Dans l’espace germanophone européen, et en particulier chez les Français d’Allemagne, l’engagement contre la réforme des retraites en France voulue par Emmanuel Macron a été important. Ils ont en plus bénéficié du soutien des syndicats locaux. Nous nous interrogeons, donc, sur les raisons d’une telle mobilisation et sommes allés à la rencontre de nos compatriotes.
Des retraités pauvres en Allemagne ?
Le système de retraites allemand est souvent cité en exemple par les personnes favorables à la réforme des retraites du gouvernement français. Exemple d’un pays où l’âge légal de départ à la retraite est de 65 ans et sera progressivement repoussé à 67 ans d’ici la fin de la décennie. Mais l’Allemagne est loin d’être un modèle à suivre aux yeux de Manuel Bompard, député La France insoumise des Bouches-du-Rhône. Et ses chiffres sont les bons.

Données brutes:
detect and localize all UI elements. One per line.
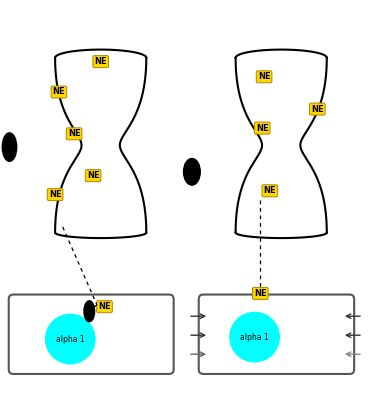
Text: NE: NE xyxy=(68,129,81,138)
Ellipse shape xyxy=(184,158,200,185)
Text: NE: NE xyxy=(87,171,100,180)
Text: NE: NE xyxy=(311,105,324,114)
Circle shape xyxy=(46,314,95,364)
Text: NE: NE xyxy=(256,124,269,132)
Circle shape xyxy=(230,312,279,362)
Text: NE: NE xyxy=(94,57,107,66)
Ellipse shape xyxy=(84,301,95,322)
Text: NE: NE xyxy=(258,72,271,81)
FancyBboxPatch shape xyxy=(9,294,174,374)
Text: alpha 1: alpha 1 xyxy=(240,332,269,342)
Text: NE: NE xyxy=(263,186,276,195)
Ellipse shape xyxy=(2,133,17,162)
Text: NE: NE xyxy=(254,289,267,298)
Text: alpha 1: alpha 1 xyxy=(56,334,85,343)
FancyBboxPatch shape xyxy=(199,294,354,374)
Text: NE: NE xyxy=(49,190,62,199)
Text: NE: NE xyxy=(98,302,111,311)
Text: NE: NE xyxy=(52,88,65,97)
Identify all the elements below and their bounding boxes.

Énoncé: Dites si chacune de ces affirmations concorde avec le texte sur les retraites, en répondant par oui ou non et en citant mot pour mot le passage qui tranche : (a) en Allemagne, l’âge légal de départ à la retraite est actuellement de 65 ans ; (b) les Français d’Allemagne ont reçu l’appui des syndicats locaux ; (c) Manuel Bompard voit dans l’Allemagne un modèle à suivre. Les enregistrements proviennent d’une source distincte du texte sur les retraites.

Corrigé:
(a) Oui : « l’âge légal de départ à la retraite est de 65 ans et sera progressivement repoussé à 67 ans d’ici la fin de la décennie ».
(b) Oui : « Ils ont en plus bénéficié du soutien des syndicats locaux. »
(c) Non : « l’Allemagne est loin d’être un modèle à suivre aux yeux de Manuel Bompard ».